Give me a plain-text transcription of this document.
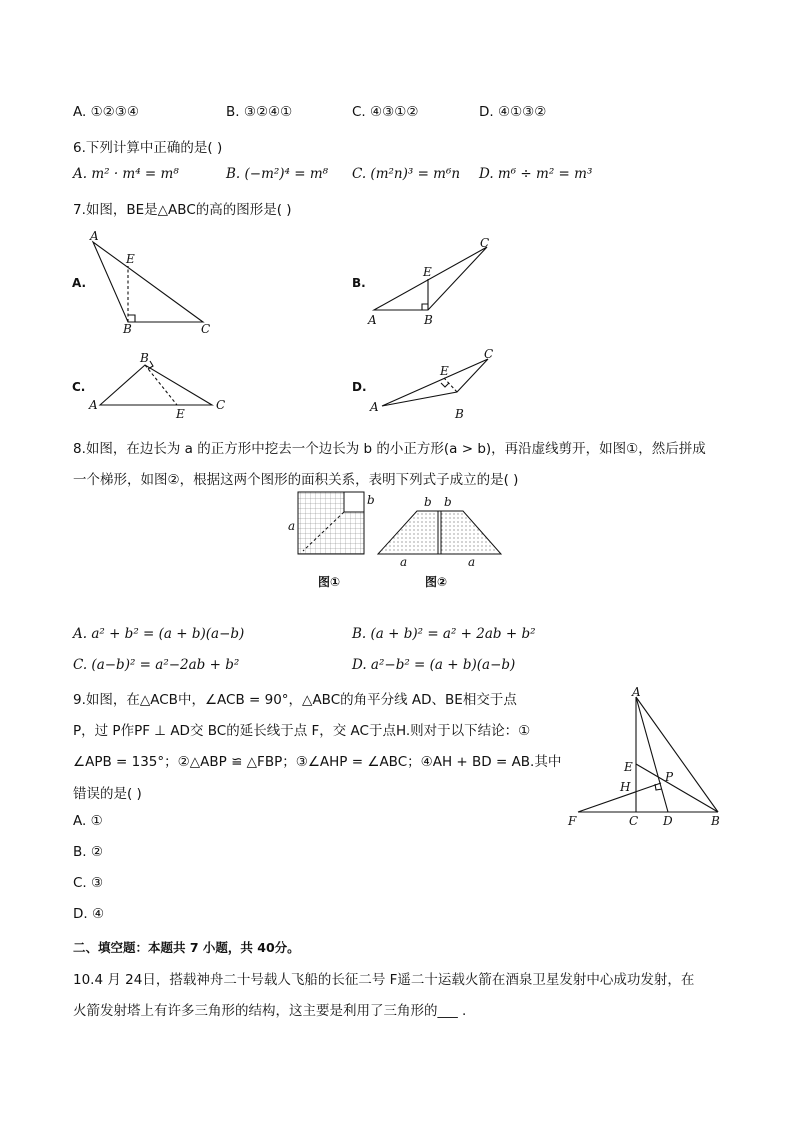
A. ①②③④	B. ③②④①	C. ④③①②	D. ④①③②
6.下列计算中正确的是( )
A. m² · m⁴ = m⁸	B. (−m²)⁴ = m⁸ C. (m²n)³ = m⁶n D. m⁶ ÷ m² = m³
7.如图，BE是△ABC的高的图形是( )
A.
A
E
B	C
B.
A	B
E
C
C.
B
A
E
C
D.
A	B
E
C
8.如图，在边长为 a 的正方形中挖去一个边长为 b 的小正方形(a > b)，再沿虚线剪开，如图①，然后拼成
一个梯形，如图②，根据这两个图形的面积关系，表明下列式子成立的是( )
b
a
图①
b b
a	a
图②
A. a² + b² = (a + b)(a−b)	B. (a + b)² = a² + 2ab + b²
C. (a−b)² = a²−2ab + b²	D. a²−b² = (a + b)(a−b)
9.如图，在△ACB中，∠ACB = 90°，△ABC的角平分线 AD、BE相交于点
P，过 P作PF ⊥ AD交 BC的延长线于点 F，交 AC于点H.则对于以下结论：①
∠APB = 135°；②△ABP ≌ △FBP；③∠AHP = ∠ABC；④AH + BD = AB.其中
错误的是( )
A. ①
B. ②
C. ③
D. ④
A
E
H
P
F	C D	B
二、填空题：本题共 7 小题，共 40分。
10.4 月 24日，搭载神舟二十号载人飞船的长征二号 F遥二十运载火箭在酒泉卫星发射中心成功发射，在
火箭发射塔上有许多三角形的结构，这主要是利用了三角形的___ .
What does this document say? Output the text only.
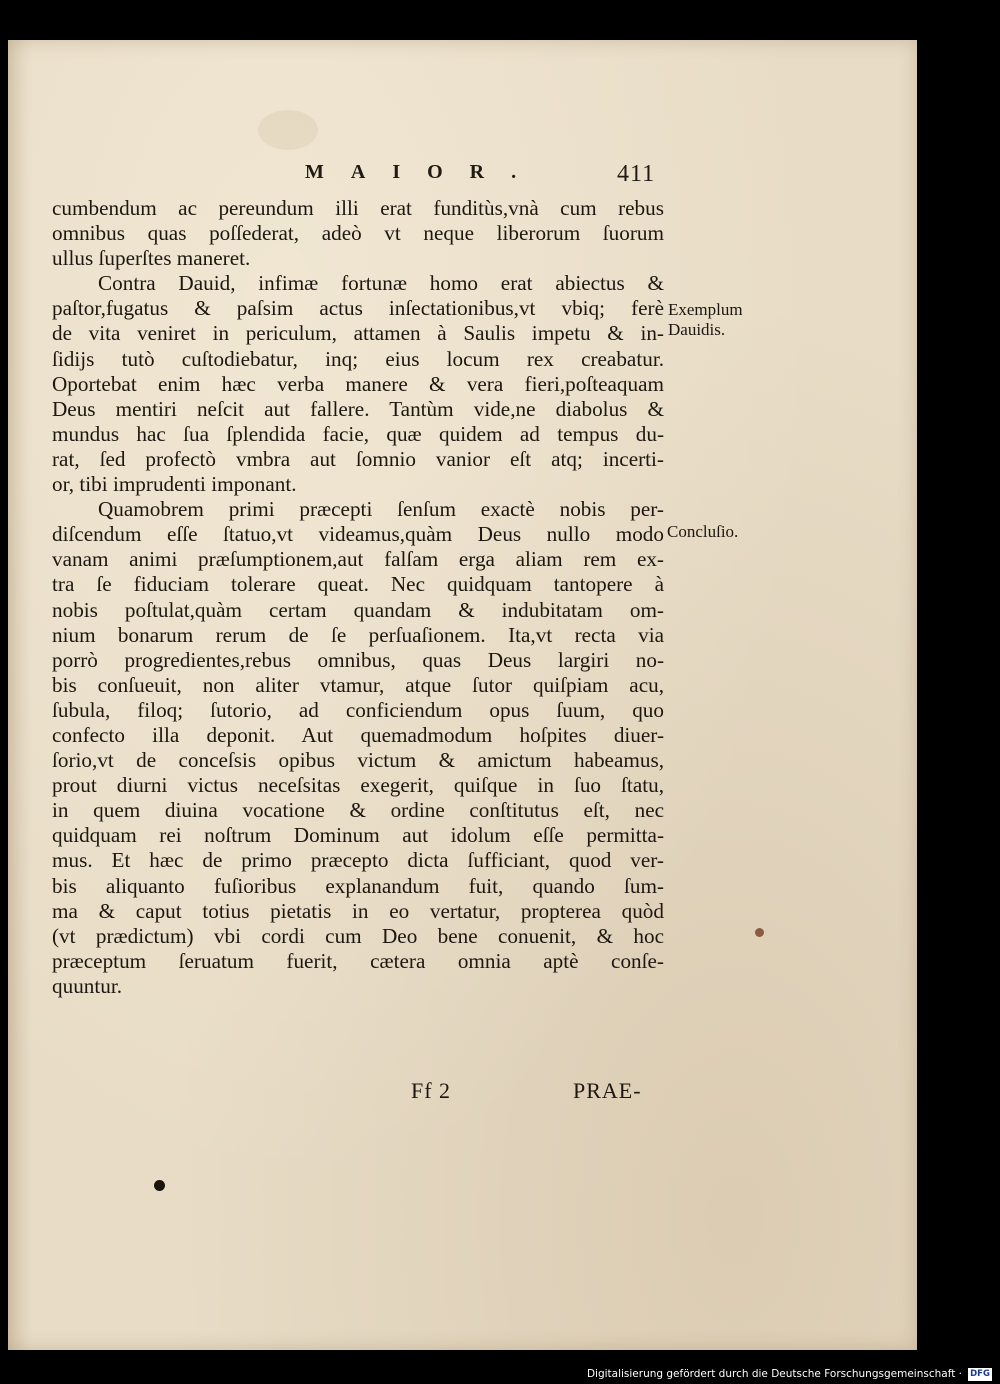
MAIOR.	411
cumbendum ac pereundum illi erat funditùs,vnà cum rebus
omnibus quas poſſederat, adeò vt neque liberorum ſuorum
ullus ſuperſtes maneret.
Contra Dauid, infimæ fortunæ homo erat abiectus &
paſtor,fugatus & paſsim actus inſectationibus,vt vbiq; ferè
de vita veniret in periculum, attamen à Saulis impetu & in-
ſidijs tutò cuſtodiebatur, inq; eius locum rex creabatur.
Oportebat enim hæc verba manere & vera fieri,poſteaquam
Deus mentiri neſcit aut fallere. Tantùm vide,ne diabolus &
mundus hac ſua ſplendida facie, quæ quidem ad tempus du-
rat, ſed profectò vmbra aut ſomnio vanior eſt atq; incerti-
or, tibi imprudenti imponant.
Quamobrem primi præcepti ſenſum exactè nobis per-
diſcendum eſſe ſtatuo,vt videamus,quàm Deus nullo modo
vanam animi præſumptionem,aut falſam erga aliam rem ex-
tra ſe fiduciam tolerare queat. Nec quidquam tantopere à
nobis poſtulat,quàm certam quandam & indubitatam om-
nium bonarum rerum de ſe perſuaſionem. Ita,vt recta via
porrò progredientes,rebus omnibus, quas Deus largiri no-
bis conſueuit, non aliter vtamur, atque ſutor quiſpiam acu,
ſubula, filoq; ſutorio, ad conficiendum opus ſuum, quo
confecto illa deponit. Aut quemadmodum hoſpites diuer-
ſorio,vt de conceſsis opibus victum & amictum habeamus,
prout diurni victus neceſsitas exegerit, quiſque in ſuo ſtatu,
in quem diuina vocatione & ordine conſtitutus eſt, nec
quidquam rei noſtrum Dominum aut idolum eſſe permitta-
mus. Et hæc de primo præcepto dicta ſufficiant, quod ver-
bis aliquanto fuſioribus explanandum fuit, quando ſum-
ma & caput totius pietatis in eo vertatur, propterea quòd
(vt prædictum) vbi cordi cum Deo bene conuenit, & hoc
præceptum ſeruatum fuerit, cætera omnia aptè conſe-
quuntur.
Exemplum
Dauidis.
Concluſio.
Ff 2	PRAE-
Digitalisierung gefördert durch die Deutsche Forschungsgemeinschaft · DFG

━━━━━━━━━━━━━━━━

Given exercise - Make an exact reproduction of the listing above, without any pictures.

Output of the task -
Give me a plain-text transcription of this document.
A. ①②③④	B. ③②④①	C. ④③①②	D. ④①③②
6.下列计算中正确的是( )
A. m² · m⁴ = m⁸	B. (−m²)⁴ = m⁸ C. (m²n)³ = m⁶n D. m⁶ ÷ m² = m³
7.如图，BE是△ABC的高的图形是( )
A.
A
E
B	C
B.
A	B
E
C
C.
B
A
E
C
D.
A	B
E
C
8.如图，在边长为 a 的正方形中挖去一个边长为 b 的小正方形(a > b)，再沿虚线剪开，如图①，然后拼成
一个梯形，如图②，根据这两个图形的面积关系，表明下列式子成立的是( )
b
a
图①
b b
a	a
图②
A. a² + b² = (a + b)(a−b)	B. (a + b)² = a² + 2ab + b²
C. (a−b)² = a²−2ab + b²	D. a²−b² = (a + b)(a−b)
9.如图，在△ACB中，∠ACB = 90°，△ABC的角平分线 AD、BE相交于点
P，过 P作PF ⊥ AD交 BC的延长线于点 F，交 AC于点H.则对于以下结论：①
∠APB = 135°；②△ABP ≌ △FBP；③∠AHP = ∠ABC；④AH + BD = AB.其中
错误的是( )
A. ①
B. ②
C. ③
D. ④
A
E
H
P
F	C D	B
二、填空题：本题共 7 小题，共 40分。
10.4 月 24日，搭载神舟二十号载人飞船的长征二号 F遥二十运载火箭在酒泉卫星发射中心成功发射，在
火箭发射塔上有许多三角形的结构，这主要是利用了三角形的___ .
What does this document say? Output the text only.
MAIOR.	411
cumbendum ac pereundum illi erat funditùs,vnà cum rebus
omnibus quas poſſederat, adeò vt neque liberorum ſuorum
ullus ſuperſtes maneret.
Contra Dauid, infimæ fortunæ homo erat abiectus &
paſtor,fugatus & paſsim actus inſectationibus,vt vbiq; ferè
de vita veniret in periculum, attamen à Saulis impetu & in-
ſidijs tutò cuſtodiebatur, inq; eius locum rex creabatur.
Oportebat enim hæc verba manere & vera fieri,poſteaquam
Deus mentiri neſcit aut fallere. Tantùm vide,ne diabolus &
mundus hac ſua ſplendida facie, quæ quidem ad tempus du-
rat, ſed profectò vmbra aut ſomnio vanior eſt atq; incerti-
or, tibi imprudenti imponant.
Quamobrem primi præcepti ſenſum exactè nobis per-
diſcendum eſſe ſtatuo,vt videamus,quàm Deus nullo modo
vanam animi præſumptionem,aut falſam erga aliam rem ex-
tra ſe fiduciam tolerare queat. Nec quidquam tantopere à
nobis poſtulat,quàm certam quandam & indubitatam om-
nium bonarum rerum de ſe perſuaſionem. Ita,vt recta via
porrò progredientes,rebus omnibus, quas Deus largiri no-
bis conſueuit, non aliter vtamur, atque ſutor quiſpiam acu,
ſubula, filoq; ſutorio, ad conficiendum opus ſuum, quo
confecto illa deponit. Aut quemadmodum hoſpites diuer-
ſorio,vt de conceſsis opibus victum & amictum habeamus,
prout diurni victus neceſsitas exegerit, quiſque in ſuo ſtatu,
in quem diuina vocatione & ordine conſtitutus eſt, nec
quidquam rei noſtrum Dominum aut idolum eſſe permitta-
mus. Et hæc de primo præcepto dicta ſufficiant, quod ver-
bis aliquanto fuſioribus explanandum fuit, quando ſum-
ma & caput totius pietatis in eo vertatur, propterea quòd
(vt prædictum) vbi cordi cum Deo bene conuenit, & hoc
præceptum ſeruatum fuerit, cætera omnia aptè conſe-
quuntur.
Exemplum
Dauidis.
Concluſio.
Ff 2	PRAE-
Digitalisierung gefördert durch die Deutsche Forschungsgemeinschaft · DFG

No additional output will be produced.